Repeat each record below exactly, dropping the pictures.
+++++
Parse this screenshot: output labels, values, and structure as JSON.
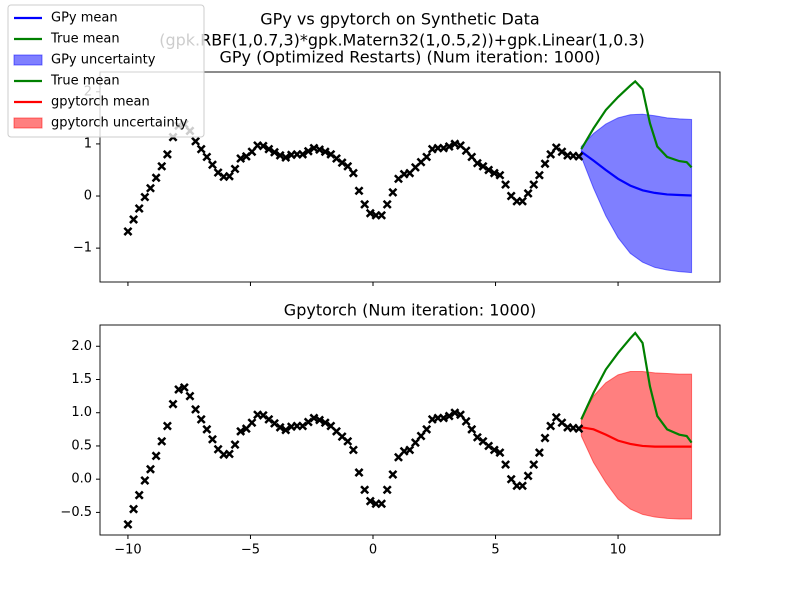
{
  "figure": {
    "title": "GPy vs gpytorch on Synthetic Data",
    "subtitle": "(gpk.RBF(1,0.7,3)*gpk.Matern32(1,0.5,2))+gpk.Linear(1,0.3)",
    "legend": "upper left"
  },
  "training_data": {
    "color": "#000000",
    "marker": "x",
    "x": [
      -10,
      -9.77,
      -9.54,
      -9.31,
      -9.08,
      -8.85,
      -8.62,
      -8.39,
      -8.16,
      -7.93,
      -7.7,
      -7.47,
      -7.24,
      -7.01,
      -6.78,
      -6.55,
      -6.32,
      -6.09,
      -5.86,
      -5.63,
      -5.4,
      -5.17,
      -4.94,
      -4.71,
      -4.48,
      -4.25,
      -4.02,
      -3.79,
      -3.56,
      -3.33,
      -3.1,
      -2.87,
      -2.64,
      -2.41,
      -2.18,
      -1.95,
      -1.72,
      -1.49,
      -1.26,
      -1.03,
      -0.8,
      -0.57,
      -0.34,
      -0.11,
      0.12,
      0.35,
      0.58,
      0.81,
      1.04,
      1.27,
      1.5,
      1.73,
      1.96,
      2.19,
      2.42,
      2.65,
      2.88,
      3.11,
      3.34,
      3.57,
      3.8,
      4.03,
      4.26,
      4.49,
      4.72,
      4.95,
      5.18,
      5.41,
      5.64,
      5.87,
      6.1,
      6.33,
      6.56,
      6.79,
      7.02,
      7.25,
      7.48,
      7.71,
      7.94,
      8.17,
      8.4
    ],
    "values": [
      -0.68,
      -0.45,
      -0.24,
      -0.02,
      0.15,
      0.35,
      0.57,
      0.8,
      1.13,
      1.35,
      1.38,
      1.25,
      1.05,
      0.9,
      0.75,
      0.6,
      0.45,
      0.37,
      0.38,
      0.52,
      0.72,
      0.76,
      0.85,
      0.97,
      0.96,
      0.9,
      0.84,
      0.78,
      0.74,
      0.79,
      0.8,
      0.8,
      0.86,
      0.92,
      0.89,
      0.85,
      0.8,
      0.72,
      0.64,
      0.57,
      0.44,
      0.1,
      -0.16,
      -0.33,
      -0.37,
      -0.37,
      -0.16,
      0.07,
      0.33,
      0.42,
      0.44,
      0.55,
      0.65,
      0.75,
      0.9,
      0.92,
      0.92,
      0.95,
      1.0,
      0.97,
      0.87,
      0.75,
      0.63,
      0.57,
      0.5,
      0.44,
      0.4,
      0.22,
      0.0,
      -0.1,
      -0.1,
      0.05,
      0.22,
      0.4,
      0.62,
      0.8,
      0.93,
      0.85,
      0.78,
      0.77,
      0.76
    ]
  },
  "chart_data": [
    {
      "type": "line",
      "title": "GPy (Optimized Restarts) (Num iteration: 1000)",
      "xlim": [
        -11.14,
        14.16
      ],
      "ylim": [
        -1.65,
        2.38
      ],
      "xtick_labels": false,
      "xticks": [
        {
          "value": -10,
          "label": "−10"
        },
        {
          "value": -5,
          "label": "−5"
        },
        0,
        5,
        10
      ],
      "yticks": [
        {
          "value": -1,
          "label": "−1"
        },
        0,
        1,
        2
      ],
      "series": [
        {
          "name": "GPy mean",
          "type": "line",
          "color": "#0000ff",
          "x": [
            8.5,
            9,
            9.5,
            10,
            10.5,
            11,
            11.5,
            12,
            12.5,
            13
          ],
          "values": [
            0.85,
            0.68,
            0.5,
            0.33,
            0.2,
            0.11,
            0.06,
            0.03,
            0.02,
            0.01
          ]
        },
        {
          "name": "True mean",
          "type": "line",
          "color": "#008000",
          "x": [
            8.5,
            9,
            9.5,
            10,
            10.5,
            10.7,
            11,
            11.3,
            11.6,
            12,
            12.5,
            12.8,
            13
          ],
          "values": [
            0.9,
            1.3,
            1.65,
            1.9,
            2.12,
            2.2,
            2.05,
            1.4,
            0.95,
            0.75,
            0.67,
            0.65,
            0.55
          ]
        },
        {
          "name": "GPy uncertainty",
          "type": "band",
          "color": "#0000ff",
          "alpha": 0.5,
          "x": [
            8.5,
            9,
            9.5,
            10,
            10.5,
            11,
            11.5,
            12,
            12.5,
            13
          ],
          "upper": [
            0.95,
            1.2,
            1.38,
            1.5,
            1.56,
            1.57,
            1.54,
            1.5,
            1.48,
            1.47
          ],
          "lower": [
            0.75,
            0.15,
            -0.38,
            -0.8,
            -1.1,
            -1.27,
            -1.37,
            -1.42,
            -1.45,
            -1.47
          ]
        }
      ]
    },
    {
      "type": "line",
      "title": "Gpytorch (Num iteration: 1000)",
      "xlim": [
        -11.14,
        14.16
      ],
      "ylim": [
        -0.84,
        2.32
      ],
      "xticks": [
        {
          "value": -10,
          "label": "−10"
        },
        {
          "value": -5,
          "label": "−5"
        },
        0,
        5,
        10
      ],
      "yticks": [
        {
          "value": -0.5,
          "label": "−0.5"
        },
        {
          "value": 0,
          "label": "0.0"
        },
        0.5,
        {
          "value": 1,
          "label": "1.0"
        },
        1.5,
        {
          "value": 2,
          "label": "2.0"
        }
      ],
      "series": [
        {
          "name": "True mean",
          "type": "line",
          "color": "#008000",
          "x": [
            8.5,
            9,
            9.5,
            10,
            10.5,
            10.7,
            11,
            11.3,
            11.6,
            12,
            12.5,
            12.8,
            13
          ],
          "values": [
            0.9,
            1.3,
            1.65,
            1.9,
            2.12,
            2.2,
            2.05,
            1.4,
            0.95,
            0.75,
            0.67,
            0.65,
            0.55
          ]
        },
        {
          "name": "gpytorch mean",
          "type": "line",
          "color": "#ff0000",
          "x": [
            8.5,
            9,
            9.5,
            10,
            10.5,
            11,
            11.5,
            12,
            12.5,
            13
          ],
          "values": [
            0.78,
            0.75,
            0.67,
            0.58,
            0.53,
            0.5,
            0.49,
            0.49,
            0.49,
            0.49
          ]
        },
        {
          "name": "gpytorch uncertainty",
          "type": "band",
          "color": "#ff0000",
          "alpha": 0.5,
          "x": [
            8.5,
            9,
            9.5,
            10,
            10.5,
            11,
            11.5,
            12,
            12.5,
            13
          ],
          "upper": [
            0.92,
            1.25,
            1.45,
            1.57,
            1.62,
            1.62,
            1.6,
            1.59,
            1.58,
            1.58
          ],
          "lower": [
            0.65,
            0.25,
            -0.05,
            -0.3,
            -0.45,
            -0.53,
            -0.57,
            -0.59,
            -0.6,
            -0.6
          ]
        }
      ]
    }
  ]
}
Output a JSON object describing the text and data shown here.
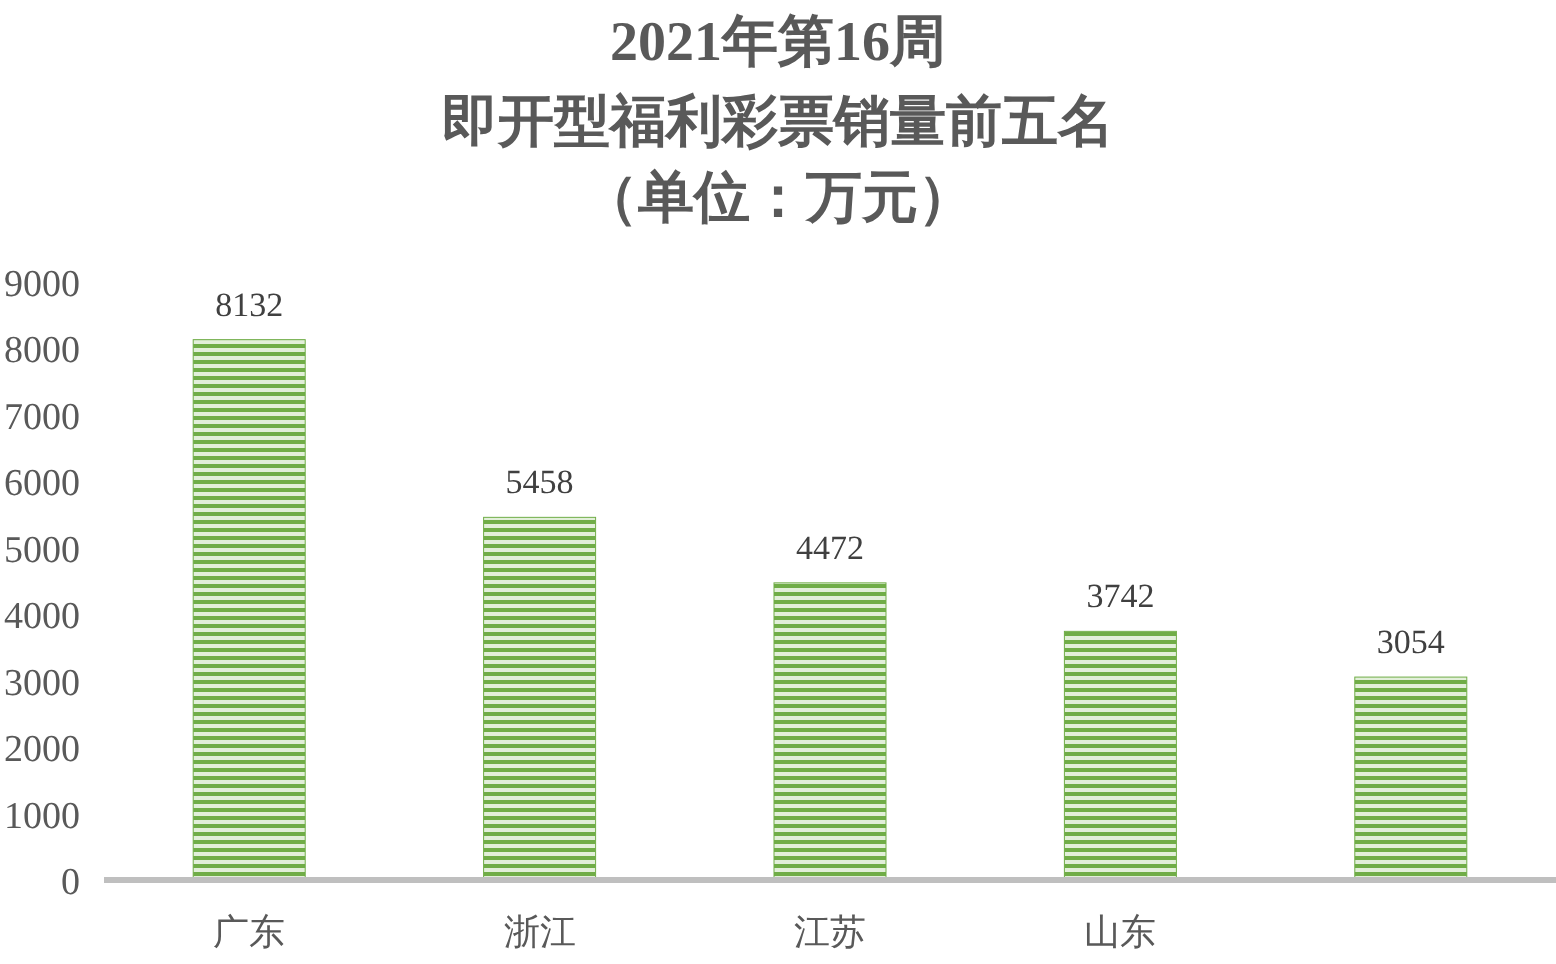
{
  "chart_data": {
    "type": "bar",
    "title": "2021年第16周",
    "subtitle": "即开型福利彩票销量前五名",
    "annotations": [
      "（单位：万元）"
    ],
    "categories": [
      "广东",
      "浙江",
      "江苏",
      "山东",
      null
    ],
    "values": [
      8132,
      5458,
      4472,
      3742,
      3054
    ],
    "color": "#70ad47",
    "ylim": [
      0,
      9000
    ],
    "yticks": [
      0,
      1000,
      2000,
      3000,
      4000,
      5000,
      6000,
      7000,
      8000,
      9000
    ],
    "data_labels": true
  }
}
+++++
Problem solution:
Parse this screenshot: output labels, values, and structure as JSON.
{
  "figure": {
    "title": "GPy vs gpytorch on Synthetic Data",
    "subtitle": "(gpk.RBF(1,0.7,3)*gpk.Matern32(1,0.5,2))+gpk.Linear(1,0.3)",
    "legend": "upper left"
  },
  "training_data": {
    "color": "#000000",
    "marker": "x",
    "x": [
      -10,
      -9.77,
      -9.54,
      -9.31,
      -9.08,
      -8.85,
      -8.62,
      -8.39,
      -8.16,
      -7.93,
      -7.7,
      -7.47,
      -7.24,
      -7.01,
      -6.78,
      -6.55,
      -6.32,
      -6.09,
      -5.86,
      -5.63,
      -5.4,
      -5.17,
      -4.94,
      -4.71,
      -4.48,
      -4.25,
      -4.02,
      -3.79,
      -3.56,
      -3.33,
      -3.1,
      -2.87,
      -2.64,
      -2.41,
      -2.18,
      -1.95,
      -1.72,
      -1.49,
      -1.26,
      -1.03,
      -0.8,
      -0.57,
      -0.34,
      -0.11,
      0.12,
      0.35,
      0.58,
      0.81,
      1.04,
      1.27,
      1.5,
      1.73,
      1.96,
      2.19,
      2.42,
      2.65,
      2.88,
      3.11,
      3.34,
      3.57,
      3.8,
      4.03,
      4.26,
      4.49,
      4.72,
      4.95,
      5.18,
      5.41,
      5.64,
      5.87,
      6.1,
      6.33,
      6.56,
      6.79,
      7.02,
      7.25,
      7.48,
      7.71,
      7.94,
      8.17,
      8.4
    ],
    "values": [
      -0.68,
      -0.45,
      -0.24,
      -0.02,
      0.15,
      0.35,
      0.57,
      0.8,
      1.13,
      1.35,
      1.38,
      1.25,
      1.05,
      0.9,
      0.75,
      0.6,
      0.45,
      0.37,
      0.38,
      0.52,
      0.72,
      0.76,
      0.85,
      0.97,
      0.96,
      0.9,
      0.84,
      0.78,
      0.74,
      0.79,
      0.8,
      0.8,
      0.86,
      0.92,
      0.89,
      0.85,
      0.8,
      0.72,
      0.64,
      0.57,
      0.44,
      0.1,
      -0.16,
      -0.33,
      -0.37,
      -0.37,
      -0.16,
      0.07,
      0.33,
      0.42,
      0.44,
      0.55,
      0.65,
      0.75,
      0.9,
      0.92,
      0.92,
      0.95,
      1.0,
      0.97,
      0.87,
      0.75,
      0.63,
      0.57,
      0.5,
      0.44,
      0.4,
      0.22,
      0.0,
      -0.1,
      -0.1,
      0.05,
      0.22,
      0.4,
      0.62,
      0.8,
      0.93,
      0.85,
      0.78,
      0.77,
      0.76
    ]
  },
  "chart_data": [
    {
      "type": "line",
      "title": "GPy (Optimized Restarts) (Num iteration: 1000)",
      "xlim": [
        -11.14,
        14.16
      ],
      "ylim": [
        -1.65,
        2.38
      ],
      "xtick_labels": false,
      "xticks": [
        {
          "value": -10,
          "label": "−10"
        },
        {
          "value": -5,
          "label": "−5"
        },
        0,
        5,
        10
      ],
      "yticks": [
        {
          "value": -1,
          "label": "−1"
        },
        0,
        1,
        2
      ],
      "series": [
        {
          "name": "GPy mean",
          "type": "line",
          "color": "#0000ff",
          "x": [
            8.5,
            9,
            9.5,
            10,
            10.5,
            11,
            11.5,
            12,
            12.5,
            13
          ],
          "values": [
            0.85,
            0.68,
            0.5,
            0.33,
            0.2,
            0.11,
            0.06,
            0.03,
            0.02,
            0.01
          ]
        },
        {
          "name": "True mean",
          "type": "line",
          "color": "#008000",
          "x": [
            8.5,
            9,
            9.5,
            10,
            10.5,
            10.7,
            11,
            11.3,
            11.6,
            12,
            12.5,
            12.8,
            13
          ],
          "values": [
            0.9,
            1.3,
            1.65,
            1.9,
            2.12,
            2.2,
            2.05,
            1.4,
            0.95,
            0.75,
            0.67,
            0.65,
            0.55
          ]
        },
        {
          "name": "GPy uncertainty",
          "type": "band",
          "color": "#0000ff",
          "alpha": 0.5,
          "x": [
            8.5,
            9,
            9.5,
            10,
            10.5,
            11,
            11.5,
            12,
            12.5,
            13
          ],
          "upper": [
            0.95,
            1.2,
            1.38,
            1.5,
            1.56,
            1.57,
            1.54,
            1.5,
            1.48,
            1.47
          ],
          "lower": [
            0.75,
            0.15,
            -0.38,
            -0.8,
            -1.1,
            -1.27,
            -1.37,
            -1.42,
            -1.45,
            -1.47
          ]
        }
      ]
    },
    {
      "type": "line",
      "title": "Gpytorch (Num iteration: 1000)",
      "xlim": [
        -11.14,
        14.16
      ],
      "ylim": [
        -0.84,
        2.32
      ],
      "xticks": [
        {
          "value": -10,
          "label": "−10"
        },
        {
          "value": -5,
          "label": "−5"
        },
        0,
        5,
        10
      ],
      "yticks": [
        {
          "value": -0.5,
          "label": "−0.5"
        },
        {
          "value": 0,
          "label": "0.0"
        },
        0.5,
        {
          "value": 1,
          "label": "1.0"
        },
        1.5,
        {
          "value": 2,
          "label": "2.0"
        }
      ],
      "series": [
        {
          "name": "True mean",
          "type": "line",
          "color": "#008000",
          "x": [
            8.5,
            9,
            9.5,
            10,
            10.5,
            10.7,
            11,
            11.3,
            11.6,
            12,
            12.5,
            12.8,
            13
          ],
          "values": [
            0.9,
            1.3,
            1.65,
            1.9,
            2.12,
            2.2,
            2.05,
            1.4,
            0.95,
            0.75,
            0.67,
            0.65,
            0.55
          ]
        },
        {
          "name": "gpytorch mean",
          "type": "line",
          "color": "#ff0000",
          "x": [
            8.5,
            9,
            9.5,
            10,
            10.5,
            11,
            11.5,
            12,
            12.5,
            13
          ],
          "values": [
            0.78,
            0.75,
            0.67,
            0.58,
            0.53,
            0.5,
            0.49,
            0.49,
            0.49,
            0.49
          ]
        },
        {
          "name": "gpytorch uncertainty",
          "type": "band",
          "color": "#ff0000",
          "alpha": 0.5,
          "x": [
            8.5,
            9,
            9.5,
            10,
            10.5,
            11,
            11.5,
            12,
            12.5,
            13
          ],
          "upper": [
            0.92,
            1.25,
            1.45,
            1.57,
            1.62,
            1.62,
            1.6,
            1.59,
            1.58,
            1.58
          ],
          "lower": [
            0.65,
            0.25,
            -0.05,
            -0.3,
            -0.45,
            -0.53,
            -0.57,
            -0.59,
            -0.6,
            -0.6
          ]
        }
      ]
    }
  ]
}
Output a JSON object describing the text and data shown here.
{
  "chart_data": {
    "type": "bar",
    "title": "2021年第16周",
    "subtitle": "即开型福利彩票销量前五名",
    "annotations": [
      "（单位：万元）"
    ],
    "categories": [
      "广东",
      "浙江",
      "江苏",
      "山东",
      null
    ],
    "values": [
      8132,
      5458,
      4472,
      3742,
      3054
    ],
    "color": "#70ad47",
    "ylim": [
      0,
      9000
    ],
    "yticks": [
      0,
      1000,
      2000,
      3000,
      4000,
      5000,
      6000,
      7000,
      8000,
      9000
    ],
    "data_labels": true
  }
}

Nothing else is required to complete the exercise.